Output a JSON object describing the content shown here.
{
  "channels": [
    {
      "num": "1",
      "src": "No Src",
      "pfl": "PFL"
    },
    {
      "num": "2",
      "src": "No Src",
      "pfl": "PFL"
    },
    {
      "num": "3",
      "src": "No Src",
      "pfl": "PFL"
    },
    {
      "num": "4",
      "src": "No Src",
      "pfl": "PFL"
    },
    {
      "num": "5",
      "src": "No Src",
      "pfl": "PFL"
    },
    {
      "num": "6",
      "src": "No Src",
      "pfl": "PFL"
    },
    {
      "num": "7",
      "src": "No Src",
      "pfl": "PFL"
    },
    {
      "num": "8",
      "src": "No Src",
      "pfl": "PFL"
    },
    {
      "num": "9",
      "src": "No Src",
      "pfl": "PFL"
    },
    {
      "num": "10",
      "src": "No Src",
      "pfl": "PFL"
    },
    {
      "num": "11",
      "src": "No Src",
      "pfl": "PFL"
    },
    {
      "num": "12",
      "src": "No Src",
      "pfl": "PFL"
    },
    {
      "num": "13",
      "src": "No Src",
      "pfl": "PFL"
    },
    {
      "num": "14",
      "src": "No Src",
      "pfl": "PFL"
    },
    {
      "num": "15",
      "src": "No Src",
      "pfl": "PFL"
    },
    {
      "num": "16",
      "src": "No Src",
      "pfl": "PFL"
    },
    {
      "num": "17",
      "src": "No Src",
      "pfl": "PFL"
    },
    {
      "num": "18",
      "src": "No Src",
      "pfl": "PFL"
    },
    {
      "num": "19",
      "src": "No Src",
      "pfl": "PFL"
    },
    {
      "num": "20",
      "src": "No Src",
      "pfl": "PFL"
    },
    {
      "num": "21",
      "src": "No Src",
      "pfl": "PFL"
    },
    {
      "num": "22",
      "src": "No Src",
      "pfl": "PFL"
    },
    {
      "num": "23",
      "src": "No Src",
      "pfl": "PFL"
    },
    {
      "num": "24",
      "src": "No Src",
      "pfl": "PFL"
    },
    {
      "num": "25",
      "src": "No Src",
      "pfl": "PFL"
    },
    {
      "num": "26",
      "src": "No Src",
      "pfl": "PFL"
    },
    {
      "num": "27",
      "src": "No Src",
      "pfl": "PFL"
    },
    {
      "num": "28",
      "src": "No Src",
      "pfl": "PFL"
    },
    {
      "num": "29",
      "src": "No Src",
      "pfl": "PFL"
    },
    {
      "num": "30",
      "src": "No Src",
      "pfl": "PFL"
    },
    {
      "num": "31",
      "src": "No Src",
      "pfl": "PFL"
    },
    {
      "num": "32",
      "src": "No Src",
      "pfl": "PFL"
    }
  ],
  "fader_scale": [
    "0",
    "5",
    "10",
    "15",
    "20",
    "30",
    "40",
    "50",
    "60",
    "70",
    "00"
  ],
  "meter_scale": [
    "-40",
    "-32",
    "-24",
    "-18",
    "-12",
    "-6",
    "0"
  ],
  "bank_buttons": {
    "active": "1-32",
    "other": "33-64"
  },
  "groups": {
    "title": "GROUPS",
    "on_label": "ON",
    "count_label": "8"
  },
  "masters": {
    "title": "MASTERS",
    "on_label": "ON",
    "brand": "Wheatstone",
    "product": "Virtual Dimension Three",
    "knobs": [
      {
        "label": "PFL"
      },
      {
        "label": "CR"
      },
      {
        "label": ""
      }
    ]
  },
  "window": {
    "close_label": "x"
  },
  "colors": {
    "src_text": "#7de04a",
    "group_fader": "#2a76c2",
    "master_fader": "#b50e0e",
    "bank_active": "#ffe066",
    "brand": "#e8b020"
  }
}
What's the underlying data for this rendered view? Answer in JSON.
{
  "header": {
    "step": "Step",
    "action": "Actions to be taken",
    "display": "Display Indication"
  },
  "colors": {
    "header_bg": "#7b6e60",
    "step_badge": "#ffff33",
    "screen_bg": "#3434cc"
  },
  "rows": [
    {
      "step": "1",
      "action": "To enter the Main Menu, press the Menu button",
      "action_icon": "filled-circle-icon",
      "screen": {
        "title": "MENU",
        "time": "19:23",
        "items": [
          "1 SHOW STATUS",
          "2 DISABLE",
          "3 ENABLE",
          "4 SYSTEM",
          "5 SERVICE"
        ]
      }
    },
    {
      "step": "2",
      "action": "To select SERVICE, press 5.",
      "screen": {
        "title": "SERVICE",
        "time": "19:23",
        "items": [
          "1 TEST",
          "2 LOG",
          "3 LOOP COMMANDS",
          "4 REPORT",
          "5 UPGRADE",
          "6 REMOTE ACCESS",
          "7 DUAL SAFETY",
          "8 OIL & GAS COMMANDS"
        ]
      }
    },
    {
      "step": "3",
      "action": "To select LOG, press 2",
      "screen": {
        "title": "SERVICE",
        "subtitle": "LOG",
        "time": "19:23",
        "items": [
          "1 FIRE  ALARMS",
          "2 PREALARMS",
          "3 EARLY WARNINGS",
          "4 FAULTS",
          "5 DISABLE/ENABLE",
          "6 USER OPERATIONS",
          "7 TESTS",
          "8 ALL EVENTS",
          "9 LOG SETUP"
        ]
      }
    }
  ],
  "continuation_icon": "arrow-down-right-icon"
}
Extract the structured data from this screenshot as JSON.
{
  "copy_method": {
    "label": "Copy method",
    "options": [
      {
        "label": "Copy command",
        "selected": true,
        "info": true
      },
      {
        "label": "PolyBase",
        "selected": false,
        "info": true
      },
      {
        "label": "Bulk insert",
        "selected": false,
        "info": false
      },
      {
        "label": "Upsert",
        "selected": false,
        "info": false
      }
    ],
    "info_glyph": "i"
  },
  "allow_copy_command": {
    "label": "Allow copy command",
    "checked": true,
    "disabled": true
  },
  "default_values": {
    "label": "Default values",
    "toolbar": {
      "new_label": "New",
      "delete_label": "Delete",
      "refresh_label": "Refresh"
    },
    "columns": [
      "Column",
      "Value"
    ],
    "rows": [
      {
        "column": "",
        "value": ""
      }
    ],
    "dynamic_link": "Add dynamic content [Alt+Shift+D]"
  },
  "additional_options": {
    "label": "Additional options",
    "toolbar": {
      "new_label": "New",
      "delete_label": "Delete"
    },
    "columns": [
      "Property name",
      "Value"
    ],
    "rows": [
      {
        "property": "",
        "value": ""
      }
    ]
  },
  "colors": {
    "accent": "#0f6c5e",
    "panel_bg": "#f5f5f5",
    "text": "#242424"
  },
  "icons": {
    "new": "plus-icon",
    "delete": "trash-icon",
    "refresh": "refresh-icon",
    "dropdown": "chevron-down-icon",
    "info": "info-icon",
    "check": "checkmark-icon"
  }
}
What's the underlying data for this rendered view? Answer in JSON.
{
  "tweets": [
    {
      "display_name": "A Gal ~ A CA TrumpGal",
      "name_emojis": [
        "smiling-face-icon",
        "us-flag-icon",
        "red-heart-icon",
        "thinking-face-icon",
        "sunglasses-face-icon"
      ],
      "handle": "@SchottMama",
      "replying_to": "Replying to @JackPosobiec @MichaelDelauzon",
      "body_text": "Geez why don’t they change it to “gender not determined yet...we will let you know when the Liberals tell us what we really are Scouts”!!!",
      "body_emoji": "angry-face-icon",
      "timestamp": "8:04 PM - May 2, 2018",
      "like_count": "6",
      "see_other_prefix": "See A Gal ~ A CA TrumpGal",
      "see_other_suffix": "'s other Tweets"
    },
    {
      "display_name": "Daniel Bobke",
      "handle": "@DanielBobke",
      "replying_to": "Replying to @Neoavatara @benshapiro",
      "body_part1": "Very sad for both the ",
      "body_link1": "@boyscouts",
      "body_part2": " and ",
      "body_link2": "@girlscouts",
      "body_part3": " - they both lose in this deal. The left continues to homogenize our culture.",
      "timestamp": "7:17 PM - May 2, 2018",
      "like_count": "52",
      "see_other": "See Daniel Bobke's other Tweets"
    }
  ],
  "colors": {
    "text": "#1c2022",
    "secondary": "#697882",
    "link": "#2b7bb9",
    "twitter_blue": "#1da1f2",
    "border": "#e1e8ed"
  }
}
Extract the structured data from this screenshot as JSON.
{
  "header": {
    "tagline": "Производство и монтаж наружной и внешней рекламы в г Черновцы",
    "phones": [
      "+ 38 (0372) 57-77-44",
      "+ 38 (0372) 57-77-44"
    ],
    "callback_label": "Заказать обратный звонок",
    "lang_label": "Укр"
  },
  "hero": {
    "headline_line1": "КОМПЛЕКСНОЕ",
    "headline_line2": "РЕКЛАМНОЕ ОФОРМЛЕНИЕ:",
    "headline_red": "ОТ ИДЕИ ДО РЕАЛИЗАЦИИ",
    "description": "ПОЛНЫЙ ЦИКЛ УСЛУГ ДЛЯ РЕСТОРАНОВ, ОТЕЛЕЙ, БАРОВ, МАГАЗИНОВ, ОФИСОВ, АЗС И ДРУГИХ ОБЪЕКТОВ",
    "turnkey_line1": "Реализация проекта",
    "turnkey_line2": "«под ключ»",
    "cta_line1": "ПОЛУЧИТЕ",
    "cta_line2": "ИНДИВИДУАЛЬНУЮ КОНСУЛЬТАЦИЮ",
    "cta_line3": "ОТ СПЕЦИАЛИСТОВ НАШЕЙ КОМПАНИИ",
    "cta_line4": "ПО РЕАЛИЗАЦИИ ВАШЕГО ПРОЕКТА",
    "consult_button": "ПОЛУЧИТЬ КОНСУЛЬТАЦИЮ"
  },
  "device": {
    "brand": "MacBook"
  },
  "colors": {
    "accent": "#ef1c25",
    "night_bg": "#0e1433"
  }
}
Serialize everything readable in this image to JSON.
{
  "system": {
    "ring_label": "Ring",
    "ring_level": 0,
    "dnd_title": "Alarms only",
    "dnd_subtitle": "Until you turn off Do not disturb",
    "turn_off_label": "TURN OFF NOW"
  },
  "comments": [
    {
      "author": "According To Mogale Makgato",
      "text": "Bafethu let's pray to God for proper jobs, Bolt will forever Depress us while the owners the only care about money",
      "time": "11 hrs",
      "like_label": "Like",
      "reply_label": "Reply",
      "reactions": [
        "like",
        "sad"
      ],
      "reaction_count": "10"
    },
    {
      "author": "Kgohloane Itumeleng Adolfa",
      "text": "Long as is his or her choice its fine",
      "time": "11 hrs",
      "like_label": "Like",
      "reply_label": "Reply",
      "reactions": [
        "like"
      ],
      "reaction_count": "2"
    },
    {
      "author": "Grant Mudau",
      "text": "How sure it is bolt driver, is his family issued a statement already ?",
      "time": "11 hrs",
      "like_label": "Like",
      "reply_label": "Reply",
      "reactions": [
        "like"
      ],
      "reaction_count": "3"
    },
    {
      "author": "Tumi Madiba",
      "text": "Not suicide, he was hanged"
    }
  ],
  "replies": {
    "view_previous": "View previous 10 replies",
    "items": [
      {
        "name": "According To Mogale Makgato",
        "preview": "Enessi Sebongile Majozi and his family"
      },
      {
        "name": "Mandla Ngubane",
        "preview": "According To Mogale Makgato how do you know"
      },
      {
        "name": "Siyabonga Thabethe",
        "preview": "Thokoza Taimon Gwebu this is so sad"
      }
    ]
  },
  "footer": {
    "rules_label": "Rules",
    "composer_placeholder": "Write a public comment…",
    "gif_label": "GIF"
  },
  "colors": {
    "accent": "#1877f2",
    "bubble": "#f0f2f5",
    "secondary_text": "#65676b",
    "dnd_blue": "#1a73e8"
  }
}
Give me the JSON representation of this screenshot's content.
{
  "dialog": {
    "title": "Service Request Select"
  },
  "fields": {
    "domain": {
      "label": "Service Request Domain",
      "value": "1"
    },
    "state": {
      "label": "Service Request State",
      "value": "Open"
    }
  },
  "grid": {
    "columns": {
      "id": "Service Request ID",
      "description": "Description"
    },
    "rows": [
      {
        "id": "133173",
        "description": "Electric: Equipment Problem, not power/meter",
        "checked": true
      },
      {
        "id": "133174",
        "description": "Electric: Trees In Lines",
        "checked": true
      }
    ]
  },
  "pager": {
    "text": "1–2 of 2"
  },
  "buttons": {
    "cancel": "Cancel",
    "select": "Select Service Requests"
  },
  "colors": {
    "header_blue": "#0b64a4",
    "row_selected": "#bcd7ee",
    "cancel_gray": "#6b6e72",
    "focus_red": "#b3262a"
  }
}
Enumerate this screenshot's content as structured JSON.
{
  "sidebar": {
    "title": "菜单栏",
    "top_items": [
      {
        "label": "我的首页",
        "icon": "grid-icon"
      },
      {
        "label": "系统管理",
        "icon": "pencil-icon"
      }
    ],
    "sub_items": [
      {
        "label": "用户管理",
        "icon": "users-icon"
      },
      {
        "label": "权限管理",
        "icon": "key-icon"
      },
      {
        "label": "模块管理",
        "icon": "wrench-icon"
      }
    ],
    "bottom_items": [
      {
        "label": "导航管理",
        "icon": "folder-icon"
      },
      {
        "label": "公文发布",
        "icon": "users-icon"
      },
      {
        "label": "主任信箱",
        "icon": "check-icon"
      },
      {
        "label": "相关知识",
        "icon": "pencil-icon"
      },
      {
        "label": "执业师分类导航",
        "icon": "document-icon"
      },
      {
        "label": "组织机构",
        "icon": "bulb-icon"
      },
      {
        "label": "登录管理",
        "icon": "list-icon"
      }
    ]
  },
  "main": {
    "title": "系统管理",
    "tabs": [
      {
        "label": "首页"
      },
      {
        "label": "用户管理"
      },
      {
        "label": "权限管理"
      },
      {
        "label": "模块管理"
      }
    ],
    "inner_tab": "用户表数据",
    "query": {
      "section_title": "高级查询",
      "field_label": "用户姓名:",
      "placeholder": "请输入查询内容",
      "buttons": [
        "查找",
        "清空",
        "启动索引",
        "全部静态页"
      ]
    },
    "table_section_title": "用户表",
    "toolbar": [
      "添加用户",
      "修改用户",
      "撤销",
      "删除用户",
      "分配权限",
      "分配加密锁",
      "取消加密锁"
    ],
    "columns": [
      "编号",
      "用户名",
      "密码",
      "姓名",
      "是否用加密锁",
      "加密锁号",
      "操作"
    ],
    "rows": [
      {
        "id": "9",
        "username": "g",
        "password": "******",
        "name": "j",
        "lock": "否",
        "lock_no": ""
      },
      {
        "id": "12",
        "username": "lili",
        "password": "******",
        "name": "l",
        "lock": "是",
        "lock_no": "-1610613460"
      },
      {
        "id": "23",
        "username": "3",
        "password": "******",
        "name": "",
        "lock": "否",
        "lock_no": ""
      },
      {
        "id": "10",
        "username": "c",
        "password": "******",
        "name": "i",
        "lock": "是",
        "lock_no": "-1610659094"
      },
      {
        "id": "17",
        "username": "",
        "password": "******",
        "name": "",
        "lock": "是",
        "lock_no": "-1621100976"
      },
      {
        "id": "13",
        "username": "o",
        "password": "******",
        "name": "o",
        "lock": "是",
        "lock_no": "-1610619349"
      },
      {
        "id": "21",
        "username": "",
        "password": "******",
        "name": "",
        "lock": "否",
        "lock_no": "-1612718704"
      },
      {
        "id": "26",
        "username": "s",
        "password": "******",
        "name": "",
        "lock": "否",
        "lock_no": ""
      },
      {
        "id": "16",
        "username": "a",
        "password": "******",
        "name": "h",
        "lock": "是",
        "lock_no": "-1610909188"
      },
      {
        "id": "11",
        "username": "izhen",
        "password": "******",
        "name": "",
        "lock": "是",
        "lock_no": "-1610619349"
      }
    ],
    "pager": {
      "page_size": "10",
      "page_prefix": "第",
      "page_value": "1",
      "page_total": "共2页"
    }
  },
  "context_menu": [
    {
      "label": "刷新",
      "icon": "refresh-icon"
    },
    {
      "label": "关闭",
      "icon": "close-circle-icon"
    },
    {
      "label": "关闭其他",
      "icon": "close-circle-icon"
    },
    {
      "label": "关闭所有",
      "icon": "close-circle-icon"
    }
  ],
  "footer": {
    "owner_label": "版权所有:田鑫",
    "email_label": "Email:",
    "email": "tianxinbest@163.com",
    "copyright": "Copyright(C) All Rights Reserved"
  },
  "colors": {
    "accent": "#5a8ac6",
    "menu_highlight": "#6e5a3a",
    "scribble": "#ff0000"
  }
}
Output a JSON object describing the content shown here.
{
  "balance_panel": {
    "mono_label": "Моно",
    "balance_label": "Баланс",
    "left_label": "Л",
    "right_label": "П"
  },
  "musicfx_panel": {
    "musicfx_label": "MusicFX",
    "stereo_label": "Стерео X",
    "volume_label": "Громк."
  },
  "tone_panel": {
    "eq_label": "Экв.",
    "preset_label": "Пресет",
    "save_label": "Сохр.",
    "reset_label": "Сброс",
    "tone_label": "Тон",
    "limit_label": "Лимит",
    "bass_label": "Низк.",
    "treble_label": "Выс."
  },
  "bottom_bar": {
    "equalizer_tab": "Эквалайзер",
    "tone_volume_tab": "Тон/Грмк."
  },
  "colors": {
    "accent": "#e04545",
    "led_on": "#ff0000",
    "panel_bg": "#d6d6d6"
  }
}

--- --- ---

Determine how many of the lines above hold the word "РЕАЛИЗАЦИИ", and output that number by itself.

__EXERCISE OUTPUT__: 2